● WORK TO DO
Print the records again, character for character.

[Data items]
--- Start ---

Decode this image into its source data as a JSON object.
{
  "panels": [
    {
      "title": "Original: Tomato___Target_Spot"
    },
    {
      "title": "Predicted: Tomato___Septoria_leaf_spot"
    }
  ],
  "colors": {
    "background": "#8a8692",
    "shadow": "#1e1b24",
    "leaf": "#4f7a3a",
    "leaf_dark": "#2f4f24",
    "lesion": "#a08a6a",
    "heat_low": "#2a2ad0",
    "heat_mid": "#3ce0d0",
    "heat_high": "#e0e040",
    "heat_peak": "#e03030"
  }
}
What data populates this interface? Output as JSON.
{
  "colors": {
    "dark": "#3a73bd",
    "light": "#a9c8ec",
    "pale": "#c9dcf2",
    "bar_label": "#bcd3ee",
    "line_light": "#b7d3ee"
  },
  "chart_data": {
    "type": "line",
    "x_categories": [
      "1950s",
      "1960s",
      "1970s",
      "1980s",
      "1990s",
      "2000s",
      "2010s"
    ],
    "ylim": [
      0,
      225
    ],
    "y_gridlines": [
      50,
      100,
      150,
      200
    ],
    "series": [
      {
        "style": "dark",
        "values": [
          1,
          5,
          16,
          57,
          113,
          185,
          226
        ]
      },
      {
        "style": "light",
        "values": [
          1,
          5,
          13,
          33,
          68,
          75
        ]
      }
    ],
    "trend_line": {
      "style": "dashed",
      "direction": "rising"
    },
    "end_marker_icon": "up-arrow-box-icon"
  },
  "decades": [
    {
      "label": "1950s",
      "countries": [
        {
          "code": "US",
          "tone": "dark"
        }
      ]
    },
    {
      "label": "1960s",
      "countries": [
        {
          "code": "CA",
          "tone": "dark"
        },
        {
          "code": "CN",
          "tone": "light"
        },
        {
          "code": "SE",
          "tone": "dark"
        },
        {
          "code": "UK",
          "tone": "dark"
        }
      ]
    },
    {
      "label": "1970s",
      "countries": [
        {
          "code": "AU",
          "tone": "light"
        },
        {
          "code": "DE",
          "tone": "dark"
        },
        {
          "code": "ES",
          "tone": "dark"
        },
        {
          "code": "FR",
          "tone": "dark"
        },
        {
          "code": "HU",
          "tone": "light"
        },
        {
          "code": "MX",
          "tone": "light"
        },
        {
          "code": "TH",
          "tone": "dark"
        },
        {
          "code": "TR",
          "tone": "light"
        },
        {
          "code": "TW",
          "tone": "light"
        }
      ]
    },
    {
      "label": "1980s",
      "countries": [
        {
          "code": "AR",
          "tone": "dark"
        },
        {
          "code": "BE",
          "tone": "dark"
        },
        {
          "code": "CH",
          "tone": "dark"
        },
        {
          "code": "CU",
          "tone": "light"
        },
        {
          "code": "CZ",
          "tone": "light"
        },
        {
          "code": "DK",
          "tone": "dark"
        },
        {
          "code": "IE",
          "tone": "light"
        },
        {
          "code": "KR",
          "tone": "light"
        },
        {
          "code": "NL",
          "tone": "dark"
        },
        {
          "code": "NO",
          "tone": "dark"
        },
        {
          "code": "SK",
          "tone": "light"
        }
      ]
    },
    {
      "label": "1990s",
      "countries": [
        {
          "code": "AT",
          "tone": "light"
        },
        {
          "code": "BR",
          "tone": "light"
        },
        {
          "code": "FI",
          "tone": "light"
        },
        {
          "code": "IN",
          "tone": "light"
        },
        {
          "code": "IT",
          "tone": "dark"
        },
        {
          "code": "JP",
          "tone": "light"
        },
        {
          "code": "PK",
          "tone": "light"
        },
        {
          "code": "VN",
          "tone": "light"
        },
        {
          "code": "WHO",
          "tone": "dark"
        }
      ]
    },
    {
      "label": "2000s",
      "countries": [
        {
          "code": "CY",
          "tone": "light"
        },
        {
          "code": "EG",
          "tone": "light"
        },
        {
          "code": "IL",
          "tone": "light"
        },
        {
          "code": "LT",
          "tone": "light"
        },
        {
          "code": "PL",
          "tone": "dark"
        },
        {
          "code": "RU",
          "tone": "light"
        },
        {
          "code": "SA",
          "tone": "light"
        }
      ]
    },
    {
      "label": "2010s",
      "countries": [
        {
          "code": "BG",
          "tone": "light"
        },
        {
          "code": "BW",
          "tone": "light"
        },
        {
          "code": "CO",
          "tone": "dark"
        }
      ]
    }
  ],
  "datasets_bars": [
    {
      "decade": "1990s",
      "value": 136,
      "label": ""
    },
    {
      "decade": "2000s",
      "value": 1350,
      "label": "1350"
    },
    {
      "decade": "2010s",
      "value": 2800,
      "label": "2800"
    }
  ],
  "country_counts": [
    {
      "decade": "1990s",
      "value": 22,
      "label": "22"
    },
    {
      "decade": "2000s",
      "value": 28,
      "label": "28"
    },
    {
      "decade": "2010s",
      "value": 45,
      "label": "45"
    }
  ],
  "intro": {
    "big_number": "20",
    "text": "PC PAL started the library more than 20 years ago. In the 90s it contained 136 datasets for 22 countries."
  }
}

--- End ---

● EXPECTED OUTPUT
Decode this image into its source data as a JSON object.
{
  "panels": [
    {
      "title": "Original: Tomato___Target_Spot"
    },
    {
      "title": "Predicted: Tomato___Septoria_leaf_spot"
    }
  ],
  "colors": {
    "background": "#8a8692",
    "shadow": "#1e1b24",
    "leaf": "#4f7a3a",
    "leaf_dark": "#2f4f24",
    "lesion": "#a08a6a",
    "heat_low": "#2a2ad0",
    "heat_mid": "#3ce0d0",
    "heat_high": "#e0e040",
    "heat_peak": "#e03030"
  }
}
What data populates this interface? Output as JSON.
{
  "colors": {
    "dark": "#3a73bd",
    "light": "#a9c8ec",
    "pale": "#c9dcf2",
    "bar_label": "#bcd3ee",
    "line_light": "#b7d3ee"
  },
  "chart_data": {
    "type": "line",
    "x_categories": [
      "1950s",
      "1960s",
      "1970s",
      "1980s",
      "1990s",
      "2000s",
      "2010s"
    ],
    "ylim": [
      0,
      225
    ],
    "y_gridlines": [
      50,
      100,
      150,
      200
    ],
    "series": [
      {
        "style": "dark",
        "values": [
          1,
          5,
          16,
          57,
          113,
          185,
          226
        ]
      },
      {
        "style": "light",
        "values": [
          1,
          5,
          13,
          33,
          68,
          75
        ]
      }
    ],
    "trend_line": {
      "style": "dashed",
      "direction": "rising"
    },
    "end_marker_icon": "up-arrow-box-icon"
  },
  "decades": [
    {
      "label": "1950s",
      "countries": [
        {
          "code": "US",
          "tone": "dark"
        }
      ]
    },
    {
      "label": "1960s",
      "countries": [
        {
          "code": "CA",
          "tone": "dark"
        },
        {
          "code": "CN",
          "tone": "light"
        },
        {
          "code": "SE",
          "tone": "dark"
        },
        {
          "code": "UK",
          "tone": "dark"
        }
      ]
    },
    {
      "label": "1970s",
      "countries": [
        {
          "code": "AU",
          "tone": "light"
        },
        {
          "code": "DE",
          "tone": "dark"
        },
        {
          "code": "ES",
          "tone": "dark"
        },
        {
          "code": "FR",
          "tone": "dark"
        },
        {
          "code": "HU",
          "tone": "light"
        },
        {
          "code": "MX",
          "tone": "light"
        },
        {
          "code": "TH",
          "tone": "dark"
        },
        {
          "code": "TR",
          "tone": "light"
        },
        {
          "code": "TW",
          "tone": "light"
        }
      ]
    },
    {
      "label": "1980s",
      "countries": [
        {
          "code": "AR",
          "tone": "dark"
        },
        {
          "code": "BE",
          "tone": "dark"
        },
        {
          "code": "CH",
          "tone": "dark"
        },
        {
          "code": "CU",
          "tone": "light"
        },
        {
          "code": "CZ",
          "tone": "light"
        },
        {
          "code": "DK",
          "tone": "dark"
        },
        {
          "code": "IE",
          "tone": "light"
        },
        {
          "code": "KR",
          "tone": "light"
        },
        {
          "code": "NL",
          "tone": "dark"
        },
        {
          "code": "NO",
          "tone": "dark"
        },
        {
          "code": "SK",
          "tone": "light"
        }
      ]
    },
    {
      "label": "1990s",
      "countries": [
        {
          "code": "AT",
          "tone": "light"
        },
        {
          "code": "BR",
          "tone": "light"
        },
        {
          "code": "FI",
          "tone": "light"
        },
        {
          "code": "IN",
          "tone": "light"
        },
        {
          "code": "IT",
          "tone": "dark"
        },
        {
          "code": "JP",
          "tone": "light"
        },
        {
          "code": "PK",
          "tone": "light"
        },
        {
          "code": "VN",
          "tone": "light"
        },
        {
          "code": "WHO",
          "tone": "dark"
        }
      ]
    },
    {
      "label": "2000s",
      "countries": [
        {
          "code": "CY",
          "tone": "light"
        },
        {
          "code": "EG",
          "tone": "light"
        },
        {
          "code": "IL",
          "tone": "light"
        },
        {
          "code": "LT",
          "tone": "light"
        },
        {
          "code": "PL",
          "tone": "dark"
        },
        {
          "code": "RU",
          "tone": "light"
        },
        {
          "code": "SA",
          "tone": "light"
        }
      ]
    },
    {
      "label": "2010s",
      "countries": [
        {
          "code": "BG",
          "tone": "light"
        },
        {
          "code": "BW",
          "tone": "light"
        },
        {
          "code": "CO",
          "tone": "dark"
        }
      ]
    }
  ],
  "datasets_bars": [
    {
      "decade": "1990s",
      "value": 136,
      "label": ""
    },
    {
      "decade": "2000s",
      "value": 1350,
      "label": "1350"
    },
    {
      "decade": "2010s",
      "value": 2800,
      "label": "2800"
    }
  ],
  "country_counts": [
    {
      "decade": "1990s",
      "value": 22,
      "label": "22"
    },
    {
      "decade": "2000s",
      "value": 28,
      "label": "28"
    },
    {
      "decade": "2010s",
      "value": 45,
      "label": "45"
    }
  ],
  "intro": {
    "big_number": "20",
    "text": "PC PAL started the library more than 20 years ago. In the 90s it contained 136 datasets for 22 countries."
  }
}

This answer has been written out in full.